→ **GIVEN INSTRUCTION**
All of the data below must be repeated exactly.

Saved entries
* begin *

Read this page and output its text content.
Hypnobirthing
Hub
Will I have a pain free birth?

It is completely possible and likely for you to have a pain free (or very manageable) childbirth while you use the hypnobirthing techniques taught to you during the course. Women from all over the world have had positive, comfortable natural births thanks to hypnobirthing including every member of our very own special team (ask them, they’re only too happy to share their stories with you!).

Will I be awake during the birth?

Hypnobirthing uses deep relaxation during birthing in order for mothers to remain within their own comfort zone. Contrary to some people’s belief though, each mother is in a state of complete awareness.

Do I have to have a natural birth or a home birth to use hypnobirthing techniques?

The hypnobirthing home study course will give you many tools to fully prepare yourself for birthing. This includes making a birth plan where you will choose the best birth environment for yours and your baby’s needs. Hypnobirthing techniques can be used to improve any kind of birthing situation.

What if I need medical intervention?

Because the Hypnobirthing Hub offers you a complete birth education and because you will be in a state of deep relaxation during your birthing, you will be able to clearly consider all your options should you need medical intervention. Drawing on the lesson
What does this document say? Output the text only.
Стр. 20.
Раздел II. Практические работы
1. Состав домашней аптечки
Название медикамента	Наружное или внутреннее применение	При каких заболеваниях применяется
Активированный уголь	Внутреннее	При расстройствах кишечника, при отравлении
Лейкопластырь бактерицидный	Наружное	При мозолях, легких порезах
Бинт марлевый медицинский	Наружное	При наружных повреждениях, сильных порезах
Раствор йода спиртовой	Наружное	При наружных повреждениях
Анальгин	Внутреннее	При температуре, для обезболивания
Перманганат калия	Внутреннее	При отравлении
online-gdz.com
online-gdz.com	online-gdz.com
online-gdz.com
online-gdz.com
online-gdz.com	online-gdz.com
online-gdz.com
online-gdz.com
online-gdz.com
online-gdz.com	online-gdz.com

* end *

→ **EXERCISE ANSWER**
Read this page and output its text content.
Hypnobirthing
Hub
Will I have a pain free birth?

It is completely possible and likely for you to have a pain free (or very manageable) childbirth while you use the hypnobirthing techniques taught to you during the course. Women from all over the world have had positive, comfortable natural births thanks to hypnobirthing including every member of our very own special team (ask them, they’re only too happy to share their stories with you!).

Will I be awake during the birth?

Hypnobirthing uses deep relaxation during birthing in order for mothers to remain within their own comfort zone. Contrary to some people’s belief though, each mother is in a state of complete awareness.

Do I have to have a natural birth or a home birth to use hypnobirthing techniques?

The hypnobirthing home study course will give you many tools to fully prepare yourself for birthing. This includes making a birth plan where you will choose the best birth environment for yours and your baby’s needs. Hypnobirthing techniques can be used to improve any kind of birthing situation.

What if I need medical intervention?

Because the Hypnobirthing Hub offers you a complete birth education and because you will be in a state of deep relaxation during your birthing, you will be able to clearly consider all your options should you need medical intervention. Drawing on the lesson
What does this document say? Output the text only.
Стр. 20.
Раздел II. Практические работы
1. Состав домашней аптечки
Название медикамента	Наружное или внутреннее применение	При каких заболеваниях применяется
Активированный уголь	Внутреннее	При расстройствах кишечника, при отравлении
Лейкопластырь бактерицидный	Наружное	При мозолях, легких порезах
Бинт марлевый медицинский	Наружное	При наружных повреждениях, сильных порезах
Раствор йода спиртовой	Наружное	При наружных повреждениях
Анальгин	Внутреннее	При температуре, для обезболивания
Перманганат калия	Внутреннее	При отравлении
online-gdz.com
online-gdz.com	online-gdz.com
online-gdz.com
online-gdz.com
online-gdz.com	online-gdz.com
online-gdz.com
online-gdz.com
online-gdz.com
online-gdz.com	online-gdz.com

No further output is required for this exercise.